* **OBJECTIVE**
Write the material out again in full, exactly.

* **Figure contents as structured data**
================================

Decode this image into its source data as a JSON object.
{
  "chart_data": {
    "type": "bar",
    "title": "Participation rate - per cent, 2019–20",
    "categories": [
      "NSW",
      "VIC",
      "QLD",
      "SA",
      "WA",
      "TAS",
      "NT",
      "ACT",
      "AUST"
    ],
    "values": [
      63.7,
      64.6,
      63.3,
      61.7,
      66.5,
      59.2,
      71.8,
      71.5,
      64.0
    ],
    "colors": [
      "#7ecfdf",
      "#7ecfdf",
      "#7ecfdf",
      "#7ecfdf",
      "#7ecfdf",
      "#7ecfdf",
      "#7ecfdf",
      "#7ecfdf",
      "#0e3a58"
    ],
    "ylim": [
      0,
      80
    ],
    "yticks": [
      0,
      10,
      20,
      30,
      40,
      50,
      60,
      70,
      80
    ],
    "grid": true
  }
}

================================

* **RESPONSE TO THE TASK**
Decode this image into its source data as a JSON object.
{
  "chart_data": {
    "type": "bar",
    "title": "Participation rate - per cent, 2019–20",
    "categories": [
      "NSW",
      "VIC",
      "QLD",
      "SA",
      "WA",
      "TAS",
      "NT",
      "ACT",
      "AUST"
    ],
    "values": [
      63.7,
      64.6,
      63.3,
      61.7,
      66.5,
      59.2,
      71.8,
      71.5,
      64.0
    ],
    "colors": [
      "#7ecfdf",
      "#7ecfdf",
      "#7ecfdf",
      "#7ecfdf",
      "#7ecfdf",
      "#7ecfdf",
      "#7ecfdf",
      "#7ecfdf",
      "#0e3a58"
    ],
    "ylim": [
      0,
      80
    ],
    "yticks": [
      0,
      10,
      20,
      30,
      40,
      50,
      60,
      70,
      80
    ],
    "grid": true
  }
}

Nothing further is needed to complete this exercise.